Input material
--

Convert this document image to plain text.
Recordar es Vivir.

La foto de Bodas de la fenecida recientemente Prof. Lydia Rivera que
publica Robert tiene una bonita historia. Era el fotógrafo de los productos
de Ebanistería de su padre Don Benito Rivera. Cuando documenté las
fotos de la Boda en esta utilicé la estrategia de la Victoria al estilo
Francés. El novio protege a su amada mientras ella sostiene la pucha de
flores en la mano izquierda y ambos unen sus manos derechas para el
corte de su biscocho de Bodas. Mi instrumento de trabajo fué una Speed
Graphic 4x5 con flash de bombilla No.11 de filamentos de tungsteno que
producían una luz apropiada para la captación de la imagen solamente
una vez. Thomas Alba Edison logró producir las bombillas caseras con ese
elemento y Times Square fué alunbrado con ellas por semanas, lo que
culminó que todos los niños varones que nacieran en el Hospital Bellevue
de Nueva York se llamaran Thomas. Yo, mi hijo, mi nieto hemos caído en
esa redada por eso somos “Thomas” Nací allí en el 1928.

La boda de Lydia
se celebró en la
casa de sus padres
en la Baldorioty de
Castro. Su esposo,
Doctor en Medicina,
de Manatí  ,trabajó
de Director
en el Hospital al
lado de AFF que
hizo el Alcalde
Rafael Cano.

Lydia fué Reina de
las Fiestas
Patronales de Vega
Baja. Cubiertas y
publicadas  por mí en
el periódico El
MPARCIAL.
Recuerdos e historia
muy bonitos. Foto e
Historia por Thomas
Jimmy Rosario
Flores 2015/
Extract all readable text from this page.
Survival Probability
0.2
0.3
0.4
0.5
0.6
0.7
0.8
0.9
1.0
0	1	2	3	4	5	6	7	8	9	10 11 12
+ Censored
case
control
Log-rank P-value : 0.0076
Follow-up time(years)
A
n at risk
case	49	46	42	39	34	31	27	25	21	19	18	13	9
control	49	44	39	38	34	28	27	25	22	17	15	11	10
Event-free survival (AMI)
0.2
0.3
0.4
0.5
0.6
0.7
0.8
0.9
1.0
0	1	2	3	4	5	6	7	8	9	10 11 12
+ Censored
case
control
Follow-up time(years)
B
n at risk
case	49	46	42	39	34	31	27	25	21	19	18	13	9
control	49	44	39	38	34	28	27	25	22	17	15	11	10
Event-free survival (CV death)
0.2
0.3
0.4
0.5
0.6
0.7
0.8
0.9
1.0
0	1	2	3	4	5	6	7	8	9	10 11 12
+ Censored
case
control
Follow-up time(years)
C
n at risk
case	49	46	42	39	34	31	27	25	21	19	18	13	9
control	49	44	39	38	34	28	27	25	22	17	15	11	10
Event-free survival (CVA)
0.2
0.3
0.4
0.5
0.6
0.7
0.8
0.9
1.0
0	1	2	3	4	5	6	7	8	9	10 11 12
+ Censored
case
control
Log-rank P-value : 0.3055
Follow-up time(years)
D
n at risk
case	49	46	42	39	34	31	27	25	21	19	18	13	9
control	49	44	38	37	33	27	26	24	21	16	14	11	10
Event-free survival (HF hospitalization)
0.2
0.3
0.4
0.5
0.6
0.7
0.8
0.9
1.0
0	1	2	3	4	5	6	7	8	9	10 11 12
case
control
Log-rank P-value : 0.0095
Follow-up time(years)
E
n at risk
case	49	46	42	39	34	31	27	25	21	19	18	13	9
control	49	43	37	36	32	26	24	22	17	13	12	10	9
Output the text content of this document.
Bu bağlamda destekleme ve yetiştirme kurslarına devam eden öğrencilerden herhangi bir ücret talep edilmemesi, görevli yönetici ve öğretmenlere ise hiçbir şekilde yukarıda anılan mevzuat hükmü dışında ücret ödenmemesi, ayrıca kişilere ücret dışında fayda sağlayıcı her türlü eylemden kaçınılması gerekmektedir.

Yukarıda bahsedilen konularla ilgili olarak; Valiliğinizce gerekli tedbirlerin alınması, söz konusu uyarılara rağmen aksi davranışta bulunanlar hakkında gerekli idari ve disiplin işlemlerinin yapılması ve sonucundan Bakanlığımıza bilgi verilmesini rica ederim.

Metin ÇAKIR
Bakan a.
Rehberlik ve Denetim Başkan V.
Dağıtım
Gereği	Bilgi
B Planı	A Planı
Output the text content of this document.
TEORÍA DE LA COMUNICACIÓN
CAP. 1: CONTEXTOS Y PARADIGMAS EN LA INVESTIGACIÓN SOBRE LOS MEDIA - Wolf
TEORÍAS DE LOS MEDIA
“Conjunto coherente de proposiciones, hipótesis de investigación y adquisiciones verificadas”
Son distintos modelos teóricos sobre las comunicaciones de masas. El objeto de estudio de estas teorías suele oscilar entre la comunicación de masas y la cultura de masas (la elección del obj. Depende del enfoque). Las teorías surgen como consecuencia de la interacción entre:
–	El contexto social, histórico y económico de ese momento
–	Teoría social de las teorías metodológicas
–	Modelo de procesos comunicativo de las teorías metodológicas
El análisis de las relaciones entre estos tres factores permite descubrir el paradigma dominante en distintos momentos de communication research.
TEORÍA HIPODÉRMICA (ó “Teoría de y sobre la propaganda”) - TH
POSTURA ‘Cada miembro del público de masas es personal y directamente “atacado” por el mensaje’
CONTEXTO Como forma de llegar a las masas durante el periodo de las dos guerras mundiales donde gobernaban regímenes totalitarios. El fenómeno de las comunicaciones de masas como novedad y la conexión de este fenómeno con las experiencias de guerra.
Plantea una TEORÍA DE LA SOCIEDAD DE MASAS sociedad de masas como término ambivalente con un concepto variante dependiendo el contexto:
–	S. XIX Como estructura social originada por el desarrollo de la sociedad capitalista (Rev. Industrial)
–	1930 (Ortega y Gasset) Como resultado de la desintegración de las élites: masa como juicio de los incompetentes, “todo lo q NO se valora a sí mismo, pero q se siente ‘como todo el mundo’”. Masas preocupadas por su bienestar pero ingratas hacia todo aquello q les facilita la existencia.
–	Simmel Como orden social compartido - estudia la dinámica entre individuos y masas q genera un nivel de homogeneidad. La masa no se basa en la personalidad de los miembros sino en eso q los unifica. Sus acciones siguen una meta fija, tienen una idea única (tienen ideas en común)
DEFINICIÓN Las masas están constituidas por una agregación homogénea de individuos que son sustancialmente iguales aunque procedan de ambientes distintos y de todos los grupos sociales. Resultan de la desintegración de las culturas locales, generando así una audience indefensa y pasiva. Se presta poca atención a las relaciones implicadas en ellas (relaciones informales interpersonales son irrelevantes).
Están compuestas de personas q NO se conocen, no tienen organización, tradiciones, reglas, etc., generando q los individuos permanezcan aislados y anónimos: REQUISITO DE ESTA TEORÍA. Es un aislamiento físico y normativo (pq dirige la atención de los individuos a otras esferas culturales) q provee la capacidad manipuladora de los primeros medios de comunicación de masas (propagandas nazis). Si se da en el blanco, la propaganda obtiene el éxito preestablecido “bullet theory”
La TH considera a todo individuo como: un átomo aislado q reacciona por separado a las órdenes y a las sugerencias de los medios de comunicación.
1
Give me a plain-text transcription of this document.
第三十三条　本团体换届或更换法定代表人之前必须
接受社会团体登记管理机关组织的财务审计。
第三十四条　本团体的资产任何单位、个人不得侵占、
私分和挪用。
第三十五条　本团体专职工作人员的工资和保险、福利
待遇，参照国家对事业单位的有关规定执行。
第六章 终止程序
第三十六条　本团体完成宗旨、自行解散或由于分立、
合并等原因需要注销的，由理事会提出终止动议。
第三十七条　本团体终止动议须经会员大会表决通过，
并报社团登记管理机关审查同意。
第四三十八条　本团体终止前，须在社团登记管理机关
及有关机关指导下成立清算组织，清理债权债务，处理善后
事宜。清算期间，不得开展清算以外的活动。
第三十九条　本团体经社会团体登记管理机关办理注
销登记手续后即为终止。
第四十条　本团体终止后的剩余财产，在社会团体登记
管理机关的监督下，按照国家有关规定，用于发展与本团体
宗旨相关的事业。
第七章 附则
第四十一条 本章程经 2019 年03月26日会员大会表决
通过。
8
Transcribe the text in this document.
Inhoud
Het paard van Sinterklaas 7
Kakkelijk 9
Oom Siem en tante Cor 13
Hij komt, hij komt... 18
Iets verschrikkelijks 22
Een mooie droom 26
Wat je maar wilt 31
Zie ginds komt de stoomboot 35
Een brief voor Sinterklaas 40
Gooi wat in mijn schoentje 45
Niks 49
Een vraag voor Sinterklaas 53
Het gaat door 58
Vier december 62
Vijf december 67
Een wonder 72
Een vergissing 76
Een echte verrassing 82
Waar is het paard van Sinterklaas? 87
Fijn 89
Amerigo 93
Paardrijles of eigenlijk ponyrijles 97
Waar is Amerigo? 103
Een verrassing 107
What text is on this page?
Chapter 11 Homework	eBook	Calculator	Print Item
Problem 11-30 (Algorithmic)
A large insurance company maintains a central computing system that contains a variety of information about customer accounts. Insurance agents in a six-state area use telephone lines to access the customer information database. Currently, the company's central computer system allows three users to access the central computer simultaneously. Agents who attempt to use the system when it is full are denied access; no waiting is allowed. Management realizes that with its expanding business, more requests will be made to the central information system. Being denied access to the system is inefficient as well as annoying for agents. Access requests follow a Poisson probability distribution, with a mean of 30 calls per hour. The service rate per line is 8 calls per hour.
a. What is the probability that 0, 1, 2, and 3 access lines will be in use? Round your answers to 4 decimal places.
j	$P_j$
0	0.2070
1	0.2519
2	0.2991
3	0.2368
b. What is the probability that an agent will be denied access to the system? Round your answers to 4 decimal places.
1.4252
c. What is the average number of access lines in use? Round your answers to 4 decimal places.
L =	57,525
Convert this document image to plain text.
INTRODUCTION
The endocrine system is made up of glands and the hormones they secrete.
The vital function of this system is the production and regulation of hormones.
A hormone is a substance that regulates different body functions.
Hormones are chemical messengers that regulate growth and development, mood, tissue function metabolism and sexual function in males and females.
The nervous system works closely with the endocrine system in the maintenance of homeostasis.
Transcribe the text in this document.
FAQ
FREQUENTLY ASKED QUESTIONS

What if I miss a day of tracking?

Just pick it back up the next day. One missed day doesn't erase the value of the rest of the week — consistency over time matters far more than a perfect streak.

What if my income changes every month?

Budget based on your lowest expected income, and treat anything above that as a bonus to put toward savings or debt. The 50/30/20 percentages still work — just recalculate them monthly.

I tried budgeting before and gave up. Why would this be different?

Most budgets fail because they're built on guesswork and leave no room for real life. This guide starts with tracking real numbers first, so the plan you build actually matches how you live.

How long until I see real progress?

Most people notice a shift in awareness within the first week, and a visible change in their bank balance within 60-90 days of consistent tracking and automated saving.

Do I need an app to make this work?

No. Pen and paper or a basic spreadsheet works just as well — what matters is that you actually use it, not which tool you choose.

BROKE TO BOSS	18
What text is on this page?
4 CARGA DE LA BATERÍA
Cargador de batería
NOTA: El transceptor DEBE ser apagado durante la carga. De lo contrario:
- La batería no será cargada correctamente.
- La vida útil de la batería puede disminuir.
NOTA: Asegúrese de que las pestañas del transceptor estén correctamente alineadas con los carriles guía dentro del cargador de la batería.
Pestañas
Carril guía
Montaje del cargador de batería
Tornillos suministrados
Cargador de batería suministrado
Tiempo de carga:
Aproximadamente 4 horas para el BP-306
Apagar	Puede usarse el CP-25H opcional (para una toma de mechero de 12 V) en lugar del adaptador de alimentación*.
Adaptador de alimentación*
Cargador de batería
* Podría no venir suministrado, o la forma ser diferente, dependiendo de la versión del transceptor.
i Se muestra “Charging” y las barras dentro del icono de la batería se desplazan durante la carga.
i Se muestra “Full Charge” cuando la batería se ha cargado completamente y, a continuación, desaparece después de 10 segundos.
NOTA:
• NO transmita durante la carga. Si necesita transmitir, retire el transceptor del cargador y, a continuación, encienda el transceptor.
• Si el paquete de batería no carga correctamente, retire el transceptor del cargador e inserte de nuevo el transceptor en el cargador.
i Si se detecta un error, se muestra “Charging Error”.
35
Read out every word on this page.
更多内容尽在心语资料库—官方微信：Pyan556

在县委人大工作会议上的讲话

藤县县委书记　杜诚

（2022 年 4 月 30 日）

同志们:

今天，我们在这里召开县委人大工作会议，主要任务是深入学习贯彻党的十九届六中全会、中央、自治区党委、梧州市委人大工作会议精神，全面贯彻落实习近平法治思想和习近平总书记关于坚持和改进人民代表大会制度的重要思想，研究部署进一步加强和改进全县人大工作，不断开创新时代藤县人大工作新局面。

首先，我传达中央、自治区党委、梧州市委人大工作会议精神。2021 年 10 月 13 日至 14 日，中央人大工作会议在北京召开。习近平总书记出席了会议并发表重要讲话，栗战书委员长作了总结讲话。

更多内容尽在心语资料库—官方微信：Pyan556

--

Work to do
Scan the lines for the string "Bodas". Pick out every line that has it.

Exercise solution
La foto de Bodas de la fenecida recientemente Prof. Lydia Rivera que
corte de su biscocho de Bodas. Mi instrumento de trabajo fué una Speed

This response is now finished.